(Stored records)
<<<<

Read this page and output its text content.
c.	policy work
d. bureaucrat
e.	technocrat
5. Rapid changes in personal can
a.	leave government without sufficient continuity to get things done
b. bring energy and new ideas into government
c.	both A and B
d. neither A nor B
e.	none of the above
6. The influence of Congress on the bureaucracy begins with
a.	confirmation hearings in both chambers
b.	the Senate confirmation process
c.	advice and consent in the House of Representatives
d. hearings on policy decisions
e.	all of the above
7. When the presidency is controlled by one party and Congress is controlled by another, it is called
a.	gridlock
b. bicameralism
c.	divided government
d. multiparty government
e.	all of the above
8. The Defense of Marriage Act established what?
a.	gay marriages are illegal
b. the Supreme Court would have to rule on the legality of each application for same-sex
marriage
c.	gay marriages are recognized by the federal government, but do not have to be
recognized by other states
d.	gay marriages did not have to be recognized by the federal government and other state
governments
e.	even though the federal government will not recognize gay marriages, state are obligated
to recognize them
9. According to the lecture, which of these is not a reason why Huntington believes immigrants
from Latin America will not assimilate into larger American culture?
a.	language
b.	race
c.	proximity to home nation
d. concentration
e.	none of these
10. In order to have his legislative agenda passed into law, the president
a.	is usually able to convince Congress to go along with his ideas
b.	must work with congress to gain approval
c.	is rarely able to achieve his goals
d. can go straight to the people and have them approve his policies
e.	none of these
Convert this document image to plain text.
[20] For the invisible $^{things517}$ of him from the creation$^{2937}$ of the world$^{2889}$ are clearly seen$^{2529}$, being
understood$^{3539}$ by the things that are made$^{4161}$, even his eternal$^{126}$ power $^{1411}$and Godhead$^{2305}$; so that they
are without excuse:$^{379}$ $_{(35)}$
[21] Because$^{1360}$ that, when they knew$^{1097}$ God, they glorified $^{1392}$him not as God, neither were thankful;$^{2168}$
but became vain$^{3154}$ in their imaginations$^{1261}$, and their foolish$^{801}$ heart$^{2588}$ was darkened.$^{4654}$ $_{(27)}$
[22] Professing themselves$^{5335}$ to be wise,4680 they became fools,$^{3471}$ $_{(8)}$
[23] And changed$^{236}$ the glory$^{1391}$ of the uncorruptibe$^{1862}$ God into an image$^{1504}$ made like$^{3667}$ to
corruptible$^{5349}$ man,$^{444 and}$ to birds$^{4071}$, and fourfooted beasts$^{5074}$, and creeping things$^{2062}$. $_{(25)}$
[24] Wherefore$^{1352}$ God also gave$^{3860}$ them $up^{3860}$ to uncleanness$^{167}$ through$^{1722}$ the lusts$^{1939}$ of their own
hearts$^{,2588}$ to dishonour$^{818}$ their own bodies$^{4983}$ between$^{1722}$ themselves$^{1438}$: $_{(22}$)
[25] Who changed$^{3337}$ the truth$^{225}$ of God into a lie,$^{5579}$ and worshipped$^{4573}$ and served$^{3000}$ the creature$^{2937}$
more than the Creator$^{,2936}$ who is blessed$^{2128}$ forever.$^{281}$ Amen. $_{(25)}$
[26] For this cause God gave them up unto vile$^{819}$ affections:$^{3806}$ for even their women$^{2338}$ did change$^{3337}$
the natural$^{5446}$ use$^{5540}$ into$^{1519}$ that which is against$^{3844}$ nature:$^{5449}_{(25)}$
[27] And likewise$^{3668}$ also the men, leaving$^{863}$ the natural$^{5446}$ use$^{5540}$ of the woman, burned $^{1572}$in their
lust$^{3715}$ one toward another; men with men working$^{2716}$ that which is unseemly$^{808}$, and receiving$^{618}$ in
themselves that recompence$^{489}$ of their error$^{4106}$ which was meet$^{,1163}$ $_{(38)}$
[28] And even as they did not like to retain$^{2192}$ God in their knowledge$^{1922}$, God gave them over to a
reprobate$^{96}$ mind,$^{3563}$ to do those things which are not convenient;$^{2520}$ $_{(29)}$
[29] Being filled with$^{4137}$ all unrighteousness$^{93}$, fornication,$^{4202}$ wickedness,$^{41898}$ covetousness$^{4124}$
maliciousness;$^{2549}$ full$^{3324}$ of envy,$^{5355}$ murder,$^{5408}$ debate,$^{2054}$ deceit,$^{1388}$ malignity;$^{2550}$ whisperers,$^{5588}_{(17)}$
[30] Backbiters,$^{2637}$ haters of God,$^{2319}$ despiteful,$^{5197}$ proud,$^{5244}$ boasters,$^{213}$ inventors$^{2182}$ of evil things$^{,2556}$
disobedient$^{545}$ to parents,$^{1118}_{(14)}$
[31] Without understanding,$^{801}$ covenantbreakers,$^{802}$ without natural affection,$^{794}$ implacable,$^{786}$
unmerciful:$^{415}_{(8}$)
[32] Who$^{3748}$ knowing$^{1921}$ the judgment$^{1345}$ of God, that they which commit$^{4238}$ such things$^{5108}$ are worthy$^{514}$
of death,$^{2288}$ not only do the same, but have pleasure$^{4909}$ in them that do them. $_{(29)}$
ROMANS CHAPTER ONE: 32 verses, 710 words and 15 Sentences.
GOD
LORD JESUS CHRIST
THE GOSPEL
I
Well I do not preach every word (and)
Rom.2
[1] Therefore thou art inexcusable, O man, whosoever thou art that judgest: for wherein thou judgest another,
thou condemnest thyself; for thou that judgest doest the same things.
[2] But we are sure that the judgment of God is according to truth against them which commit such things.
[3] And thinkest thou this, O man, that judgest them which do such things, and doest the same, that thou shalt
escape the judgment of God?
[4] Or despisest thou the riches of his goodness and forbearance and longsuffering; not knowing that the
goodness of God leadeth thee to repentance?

>>>>

Restate each of the entries above verbatim.

Read this page and output its text content.
c.	policy work
d. bureaucrat
e.	technocrat
5. Rapid changes in personal can
a.	leave government without sufficient continuity to get things done
b. bring energy and new ideas into government
c.	both A and B
d. neither A nor B
e.	none of the above
6. The influence of Congress on the bureaucracy begins with
a.	confirmation hearings in both chambers
b.	the Senate confirmation process
c.	advice and consent in the House of Representatives
d. hearings on policy decisions
e.	all of the above
7. When the presidency is controlled by one party and Congress is controlled by another, it is called
a.	gridlock
b. bicameralism
c.	divided government
d. multiparty government
e.	all of the above
8. The Defense of Marriage Act established what?
a.	gay marriages are illegal
b. the Supreme Court would have to rule on the legality of each application for same-sex
marriage
c.	gay marriages are recognized by the federal government, but do not have to be
recognized by other states
d.	gay marriages did not have to be recognized by the federal government and other state
governments
e.	even though the federal government will not recognize gay marriages, state are obligated
to recognize them
9. According to the lecture, which of these is not a reason why Huntington believes immigrants
from Latin America will not assimilate into larger American culture?
a.	language
b.	race
c.	proximity to home nation
d. concentration
e.	none of these
10. In order to have his legislative agenda passed into law, the president
a.	is usually able to convince Congress to go along with his ideas
b.	must work with congress to gain approval
c.	is rarely able to achieve his goals
d. can go straight to the people and have them approve his policies
e.	none of these
Convert this document image to plain text.
[20] For the invisible $^{things517}$ of him from the creation$^{2937}$ of the world$^{2889}$ are clearly seen$^{2529}$, being
understood$^{3539}$ by the things that are made$^{4161}$, even his eternal$^{126}$ power $^{1411}$and Godhead$^{2305}$; so that they
are without excuse:$^{379}$ $_{(35)}$
[21] Because$^{1360}$ that, when they knew$^{1097}$ God, they glorified $^{1392}$him not as God, neither were thankful;$^{2168}$
but became vain$^{3154}$ in their imaginations$^{1261}$, and their foolish$^{801}$ heart$^{2588}$ was darkened.$^{4654}$ $_{(27)}$
[22] Professing themselves$^{5335}$ to be wise,4680 they became fools,$^{3471}$ $_{(8)}$
[23] And changed$^{236}$ the glory$^{1391}$ of the uncorruptibe$^{1862}$ God into an image$^{1504}$ made like$^{3667}$ to
corruptible$^{5349}$ man,$^{444 and}$ to birds$^{4071}$, and fourfooted beasts$^{5074}$, and creeping things$^{2062}$. $_{(25)}$
[24] Wherefore$^{1352}$ God also gave$^{3860}$ them $up^{3860}$ to uncleanness$^{167}$ through$^{1722}$ the lusts$^{1939}$ of their own
hearts$^{,2588}$ to dishonour$^{818}$ their own bodies$^{4983}$ between$^{1722}$ themselves$^{1438}$: $_{(22}$)
[25] Who changed$^{3337}$ the truth$^{225}$ of God into a lie,$^{5579}$ and worshipped$^{4573}$ and served$^{3000}$ the creature$^{2937}$
more than the Creator$^{,2936}$ who is blessed$^{2128}$ forever.$^{281}$ Amen. $_{(25)}$
[26] For this cause God gave them up unto vile$^{819}$ affections:$^{3806}$ for even their women$^{2338}$ did change$^{3337}$
the natural$^{5446}$ use$^{5540}$ into$^{1519}$ that which is against$^{3844}$ nature:$^{5449}_{(25)}$
[27] And likewise$^{3668}$ also the men, leaving$^{863}$ the natural$^{5446}$ use$^{5540}$ of the woman, burned $^{1572}$in their
lust$^{3715}$ one toward another; men with men working$^{2716}$ that which is unseemly$^{808}$, and receiving$^{618}$ in
themselves that recompence$^{489}$ of their error$^{4106}$ which was meet$^{,1163}$ $_{(38)}$
[28] And even as they did not like to retain$^{2192}$ God in their knowledge$^{1922}$, God gave them over to a
reprobate$^{96}$ mind,$^{3563}$ to do those things which are not convenient;$^{2520}$ $_{(29)}$
[29] Being filled with$^{4137}$ all unrighteousness$^{93}$, fornication,$^{4202}$ wickedness,$^{41898}$ covetousness$^{4124}$
maliciousness;$^{2549}$ full$^{3324}$ of envy,$^{5355}$ murder,$^{5408}$ debate,$^{2054}$ deceit,$^{1388}$ malignity;$^{2550}$ whisperers,$^{5588}_{(17)}$
[30] Backbiters,$^{2637}$ haters of God,$^{2319}$ despiteful,$^{5197}$ proud,$^{5244}$ boasters,$^{213}$ inventors$^{2182}$ of evil things$^{,2556}$
disobedient$^{545}$ to parents,$^{1118}_{(14)}$
[31] Without understanding,$^{801}$ covenantbreakers,$^{802}$ without natural affection,$^{794}$ implacable,$^{786}$
unmerciful:$^{415}_{(8}$)
[32] Who$^{3748}$ knowing$^{1921}$ the judgment$^{1345}$ of God, that they which commit$^{4238}$ such things$^{5108}$ are worthy$^{514}$
of death,$^{2288}$ not only do the same, but have pleasure$^{4909}$ in them that do them. $_{(29)}$
ROMANS CHAPTER ONE: 32 verses, 710 words and 15 Sentences.
GOD
LORD JESUS CHRIST
THE GOSPEL
I
Well I do not preach every word (and)
Rom.2
[1] Therefore thou art inexcusable, O man, whosoever thou art that judgest: for wherein thou judgest another,
thou condemnest thyself; for thou that judgest doest the same things.
[2] But we are sure that the judgment of God is according to truth against them which commit such things.
[3] And thinkest thou this, O man, that judgest them which do such things, and doest the same, that thou shalt
escape the judgment of God?
[4] Or despisest thou the riches of his goodness and forbearance and longsuffering; not knowing that the
goodness of God leadeth thee to repentance?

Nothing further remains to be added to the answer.